» SET PROBLEM: Write every record out again exactly, and keep images out of it.

(Collection entries)

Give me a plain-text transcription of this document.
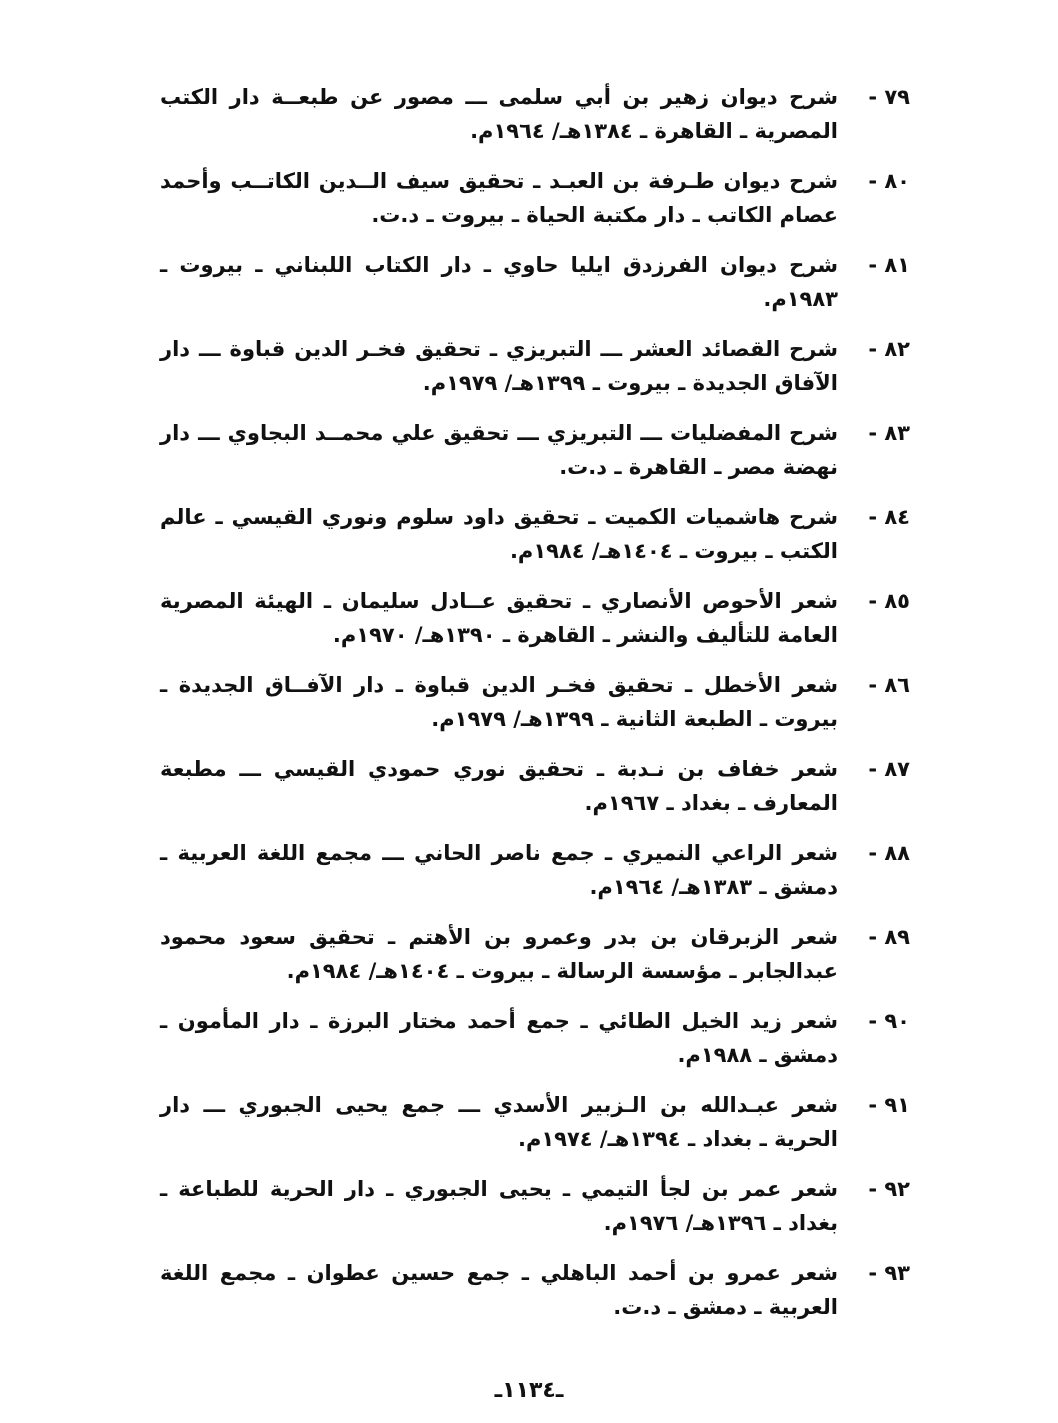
٧٩ -
شرح ديوان زهير بن أبي سلمى ـــ مصور عن طبعــة دار الكتب المصرية ـ القاهرة ـ ١٣٨٤هـ/ ١٩٦٤م.
٨٠ -
شرح ديوان طـرفة بن العبـد ـ تحقيق سيف الــدين الكاتــب وأحمد عصام الكاتب ـ دار مكتبة الحياة ـ بيروت ـ د.ت.
٨١ -
شرح ديوان الفرزدق ايليا حاوي ـ دار الكتاب اللبناني ـ بيروت ـ ١٩٨٣م.
٨٢ -
شرح القصائد العشر ـــ التبريزي ـ تحقيق فخـر الدين قباوة ـــ دار الآفاق الجديدة ـ بيروت ـ ١٣٩٩هـ/ ١٩٧٩م.
٨٣ -
شرح المفضليات ـــ التبريزي ـــ تحقيق علي محمــد البجاوي ـــ دار نهضة مصر ـ القاهرة ـ د.ت.
٨٤ -
شرح هاشميات الكميت ـ تحقيق داود سلوم ونوري القيسي ـ عالم الكتب ـ بيروت ـ ١٤٠٤هـ/ ١٩٨٤م.
٨٥ -
شعر الأحوص الأنصاري ـ تحقيق عــادل سليمان ـ الهيئة المصرية العامة للتأليف والنشر ـ القاهرة ـ ١٣٩٠هـ/ ١٩٧٠م.
٨٦ -
شعر الأخطل ـ تحقيق فخـر الدين قباوة ـ دار الآفــاق الجديدة ـ بيروت ـ الطبعة الثانية ـ ١٣٩٩هـ/ ١٩٧٩م.
٨٧ -
شعر خفاف بن نـدبة ـ تحقيق نوري حمودي القيسي ـــ مطبعة المعارف ـ بغداد ـ ١٩٦٧م.
٨٨ -
شعر الراعي النميري ـ جمع ناصر الحاني ـــ مجمع اللغة العربية ـ دمشق ـ ١٣٨٣هـ/ ١٩٦٤م.
٨٩ -
شعر الزبرقان بن بدر وعمرو بن الأهتم ـ تحقيق سعود محمود عبدالجابر ـ مؤسسة الرسالة ـ بيروت ـ ١٤٠٤هـ/ ١٩٨٤م.
٩٠ -
شعر زيد الخيل الطائي ـ جمع أحمد مختار البرزة ـ دار المأمون ـ دمشق ـ ١٩٨٨م.
٩١ -
شعر عبـدالله بن الـزبير الأسدي ـــ جمع يحيى الجبوري ـــ دار الحرية ـ بغداد ـ ١٣٩٤هـ/ ١٩٧٤م.
٩٢ -
شعر عمر بن لجأ التيمي ـ يحيى الجبوري ـ دار الحرية للطباعة ـ بغداد ـ ١٣٩٦هـ/ ١٩٧٦م.
٩٣ -
شعر عمرو بن أحمد الباهلي ـ جمع حسين عطوان ـ مجمع اللغة العربية ـ دمشق ـ د.ت.
ـ١١٣٤ـ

» ANSWER TO THIS EXERCISE:
Give me a plain-text transcription of this document.
٧٩ -
شرح ديوان زهير بن أبي سلمى ـــ مصور عن طبعــة دار الكتب المصرية ـ القاهرة ـ ١٣٨٤هـ/ ١٩٦٤م.
٨٠ -
شرح ديوان طـرفة بن العبـد ـ تحقيق سيف الــدين الكاتــب وأحمد عصام الكاتب ـ دار مكتبة الحياة ـ بيروت ـ د.ت.
٨١ -
شرح ديوان الفرزدق ايليا حاوي ـ دار الكتاب اللبناني ـ بيروت ـ ١٩٨٣م.
٨٢ -
شرح القصائد العشر ـــ التبريزي ـ تحقيق فخـر الدين قباوة ـــ دار الآفاق الجديدة ـ بيروت ـ ١٣٩٩هـ/ ١٩٧٩م.
٨٣ -
شرح المفضليات ـــ التبريزي ـــ تحقيق علي محمــد البجاوي ـــ دار نهضة مصر ـ القاهرة ـ د.ت.
٨٤ -
شرح هاشميات الكميت ـ تحقيق داود سلوم ونوري القيسي ـ عالم الكتب ـ بيروت ـ ١٤٠٤هـ/ ١٩٨٤م.
٨٥ -
شعر الأحوص الأنصاري ـ تحقيق عــادل سليمان ـ الهيئة المصرية العامة للتأليف والنشر ـ القاهرة ـ ١٣٩٠هـ/ ١٩٧٠م.
٨٦ -
شعر الأخطل ـ تحقيق فخـر الدين قباوة ـ دار الآفــاق الجديدة ـ بيروت ـ الطبعة الثانية ـ ١٣٩٩هـ/ ١٩٧٩م.
٨٧ -
شعر خفاف بن نـدبة ـ تحقيق نوري حمودي القيسي ـــ مطبعة المعارف ـ بغداد ـ ١٩٦٧م.
٨٨ -
شعر الراعي النميري ـ جمع ناصر الحاني ـــ مجمع اللغة العربية ـ دمشق ـ ١٣٨٣هـ/ ١٩٦٤م.
٨٩ -
شعر الزبرقان بن بدر وعمرو بن الأهتم ـ تحقيق سعود محمود عبدالجابر ـ مؤسسة الرسالة ـ بيروت ـ ١٤٠٤هـ/ ١٩٨٤م.
٩٠ -
شعر زيد الخيل الطائي ـ جمع أحمد مختار البرزة ـ دار المأمون ـ دمشق ـ ١٩٨٨م.
٩١ -
شعر عبـدالله بن الـزبير الأسدي ـــ جمع يحيى الجبوري ـــ دار الحرية ـ بغداد ـ ١٣٩٤هـ/ ١٩٧٤م.
٩٢ -
شعر عمر بن لجأ التيمي ـ يحيى الجبوري ـ دار الحرية للطباعة ـ بغداد ـ ١٣٩٦هـ/ ١٩٧٦م.
٩٣ -
شعر عمرو بن أحمد الباهلي ـ جمع حسين عطوان ـ مجمع اللغة العربية ـ دمشق ـ د.ت.
ـ١١٣٤ـ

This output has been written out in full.